Written exercise: Check each line of the records for "الجرح"; collect those that have it.
-------- Listed entries --------
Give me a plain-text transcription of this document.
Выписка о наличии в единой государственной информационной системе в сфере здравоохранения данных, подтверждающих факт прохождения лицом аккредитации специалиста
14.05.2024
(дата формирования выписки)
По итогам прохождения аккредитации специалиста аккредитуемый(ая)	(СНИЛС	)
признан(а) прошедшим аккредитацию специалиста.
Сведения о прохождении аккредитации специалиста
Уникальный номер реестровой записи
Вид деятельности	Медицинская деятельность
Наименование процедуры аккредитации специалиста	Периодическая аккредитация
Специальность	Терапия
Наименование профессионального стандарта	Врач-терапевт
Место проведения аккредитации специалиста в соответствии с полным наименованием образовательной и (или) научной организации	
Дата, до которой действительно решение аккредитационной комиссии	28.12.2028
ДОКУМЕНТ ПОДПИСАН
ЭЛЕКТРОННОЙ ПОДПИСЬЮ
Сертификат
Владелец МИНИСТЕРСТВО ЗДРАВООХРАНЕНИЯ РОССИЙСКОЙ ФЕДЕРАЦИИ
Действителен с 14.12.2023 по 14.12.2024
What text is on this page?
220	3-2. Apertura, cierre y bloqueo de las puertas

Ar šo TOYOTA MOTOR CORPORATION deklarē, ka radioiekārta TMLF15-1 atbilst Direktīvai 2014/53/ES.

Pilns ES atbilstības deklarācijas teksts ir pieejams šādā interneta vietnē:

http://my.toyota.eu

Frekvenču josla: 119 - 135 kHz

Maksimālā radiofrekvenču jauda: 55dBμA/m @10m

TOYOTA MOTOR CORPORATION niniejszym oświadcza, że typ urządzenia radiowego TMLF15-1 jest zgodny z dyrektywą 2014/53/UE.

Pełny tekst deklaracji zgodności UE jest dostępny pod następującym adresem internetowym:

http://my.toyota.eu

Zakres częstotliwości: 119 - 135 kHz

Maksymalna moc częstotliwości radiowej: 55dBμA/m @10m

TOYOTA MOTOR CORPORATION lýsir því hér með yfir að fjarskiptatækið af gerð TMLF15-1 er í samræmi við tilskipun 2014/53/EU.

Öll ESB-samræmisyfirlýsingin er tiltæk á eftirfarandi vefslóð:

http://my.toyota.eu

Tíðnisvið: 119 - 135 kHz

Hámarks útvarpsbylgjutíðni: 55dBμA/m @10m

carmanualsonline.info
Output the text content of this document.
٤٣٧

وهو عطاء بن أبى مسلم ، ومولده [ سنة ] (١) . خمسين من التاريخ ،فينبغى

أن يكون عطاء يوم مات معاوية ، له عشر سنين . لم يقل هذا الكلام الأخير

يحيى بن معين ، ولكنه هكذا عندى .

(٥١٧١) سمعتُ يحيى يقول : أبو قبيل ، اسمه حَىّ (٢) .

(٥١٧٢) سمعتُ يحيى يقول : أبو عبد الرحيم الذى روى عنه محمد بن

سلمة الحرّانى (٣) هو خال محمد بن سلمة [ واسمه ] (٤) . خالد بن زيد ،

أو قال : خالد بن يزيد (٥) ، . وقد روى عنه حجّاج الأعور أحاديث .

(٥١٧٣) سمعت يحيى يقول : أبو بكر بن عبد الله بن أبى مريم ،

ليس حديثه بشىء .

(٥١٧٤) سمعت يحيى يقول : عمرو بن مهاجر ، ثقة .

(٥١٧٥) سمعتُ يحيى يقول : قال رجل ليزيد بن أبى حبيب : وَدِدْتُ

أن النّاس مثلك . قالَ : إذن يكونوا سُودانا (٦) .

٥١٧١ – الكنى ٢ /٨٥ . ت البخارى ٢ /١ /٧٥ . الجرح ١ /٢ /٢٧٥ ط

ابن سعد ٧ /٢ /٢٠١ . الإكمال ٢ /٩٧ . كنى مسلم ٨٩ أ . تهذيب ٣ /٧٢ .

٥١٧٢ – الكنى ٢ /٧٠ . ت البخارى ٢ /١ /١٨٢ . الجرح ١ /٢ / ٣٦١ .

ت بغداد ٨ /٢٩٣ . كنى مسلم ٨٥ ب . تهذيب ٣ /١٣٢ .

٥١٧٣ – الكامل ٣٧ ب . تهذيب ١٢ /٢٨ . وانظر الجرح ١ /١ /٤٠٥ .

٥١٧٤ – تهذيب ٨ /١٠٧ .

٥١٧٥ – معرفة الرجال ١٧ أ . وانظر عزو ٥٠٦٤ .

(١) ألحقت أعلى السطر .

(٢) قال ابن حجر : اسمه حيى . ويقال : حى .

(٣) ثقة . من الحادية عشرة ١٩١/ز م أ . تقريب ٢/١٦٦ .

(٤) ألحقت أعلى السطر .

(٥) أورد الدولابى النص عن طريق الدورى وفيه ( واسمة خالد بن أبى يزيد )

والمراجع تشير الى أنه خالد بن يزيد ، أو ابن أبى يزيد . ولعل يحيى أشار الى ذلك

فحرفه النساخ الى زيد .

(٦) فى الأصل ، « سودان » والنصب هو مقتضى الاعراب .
--------
Written solution:
٥١٧١ – الكنى ٢ /٨٥ . ت البخارى ٢ /١ /٧٥ . الجرح ١ /٢ /٢٧٥ ط
٥١٧٢ – الكنى ٢ /٧٠ . ت البخارى ٢ /١ /١٨٢ . الجرح ١ /٢ / ٣٦١ .
٥١٧٣ – الكامل ٣٧ ب . تهذيب ١٢ /٢٨ . وانظر الجرح ١ /١ /٤٠٥ .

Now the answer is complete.